- WORK REQUIRED -
Repeat all the material exactly; pictures stay out of your copy.

Data records
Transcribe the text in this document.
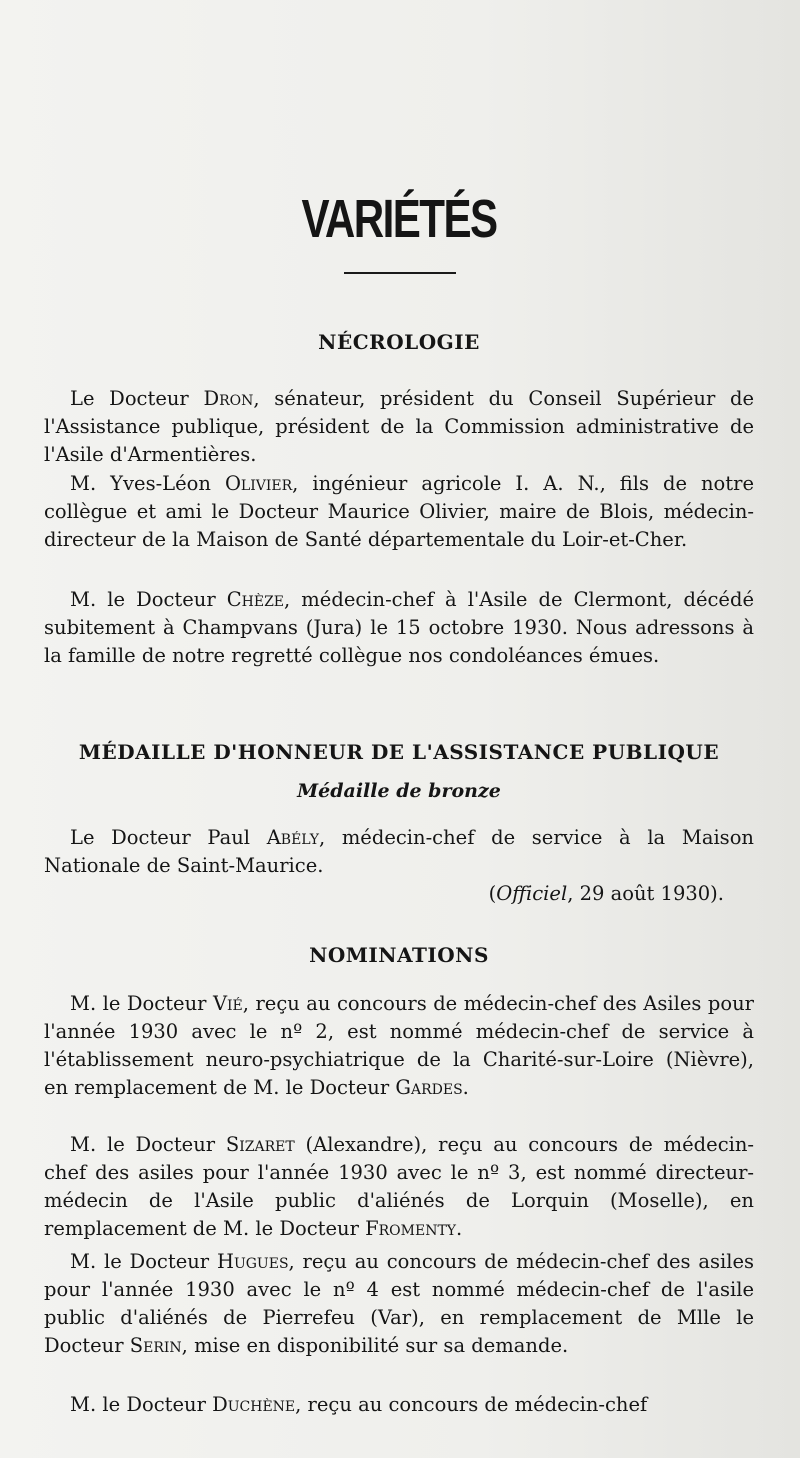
VARIÉTÉS
NÉCROLOGIE

Le Docteur Dron, sénateur, président du Conseil Supérieur de l'Assistance publique, président de la Commission administrative de l'Asile d'Armentières.

M. Yves-Léon Olivier, ingénieur agricole I. A. N., fils de notre collègue et ami le Docteur Maurice Olivier, maire de Blois, médecin-directeur de la Maison de Santé départementale du Loir-et-Cher.

M. le Docteur Chèze, médecin-chef à l'Asile de Clermont, décédé subitement à Champvans (Jura) le 15 octobre 1930. Nous adressons à la famille de notre regretté collègue nos condoléances émues.

MÉDAILLE D'HONNEUR DE L'ASSISTANCE PUBLIQUE

Médaille de bronze

Le Docteur Paul Abély, médecin-chef de service à la Maison Nationale de Saint-Maurice.

(Officiel, 29 août 1930).

NOMINATIONS

M. le Docteur Vié, reçu au concours de médecin-chef des Asiles pour l'année 1930 avec le nº 2, est nommé médecin-chef de service à l'établissement neuro-psychiatrique de la Charité-sur-Loire (Nièvre), en remplacement de M. le Docteur Gardes.

M. le Docteur Sizaret (Alexandre), reçu au concours de médecin-chef des asiles pour l'année 1930 avec le nº 3, est nommé directeur-médecin de l'Asile public d'aliénés de Lorquin (Moselle), en remplacement de M. le Docteur Fromenty.

M. le Docteur Hugues, reçu au concours de médecin-chef des asiles pour l'année 1930 avec le nº 4 est nommé médecin-chef de l'asile public d'aliénés de Pierrefeu (Var), en remplacement de Mlle le Docteur Serin, mise en disponibilité sur sa demande.

M. le Docteur Duchène, reçu au concours de médecin-chef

- ANSWER TO THIS PROBLEM -
Transcribe the text in this document.
VARIÉTÉS
NÉCROLOGIE

Le Docteur Dron, sénateur, président du Conseil Supérieur de l'Assistance publique, président de la Commission administrative de l'Asile d'Armentières.

M. Yves-Léon Olivier, ingénieur agricole I. A. N., fils de notre collègue et ami le Docteur Maurice Olivier, maire de Blois, médecin-directeur de la Maison de Santé départementale du Loir-et-Cher.

M. le Docteur Chèze, médecin-chef à l'Asile de Clermont, décédé subitement à Champvans (Jura) le 15 octobre 1930. Nous adressons à la famille de notre regretté collègue nos condoléances émues.

MÉDAILLE D'HONNEUR DE L'ASSISTANCE PUBLIQUE

Médaille de bronze

Le Docteur Paul Abély, médecin-chef de service à la Maison Nationale de Saint-Maurice.

(Officiel, 29 août 1930).

NOMINATIONS

M. le Docteur Vié, reçu au concours de médecin-chef des Asiles pour l'année 1930 avec le nº 2, est nommé médecin-chef de service à l'établissement neuro-psychiatrique de la Charité-sur-Loire (Nièvre), en remplacement de M. le Docteur Gardes.

M. le Docteur Sizaret (Alexandre), reçu au concours de médecin-chef des asiles pour l'année 1930 avec le nº 3, est nommé directeur-médecin de l'Asile public d'aliénés de Lorquin (Moselle), en remplacement de M. le Docteur Fromenty.

M. le Docteur Hugues, reçu au concours de médecin-chef des asiles pour l'année 1930 avec le nº 4 est nommé médecin-chef de l'asile public d'aliénés de Pierrefeu (Var), en remplacement de Mlle le Docteur Serin, mise en disponibilité sur sa demande.

M. le Docteur Duchène, reçu au concours de médecin-chef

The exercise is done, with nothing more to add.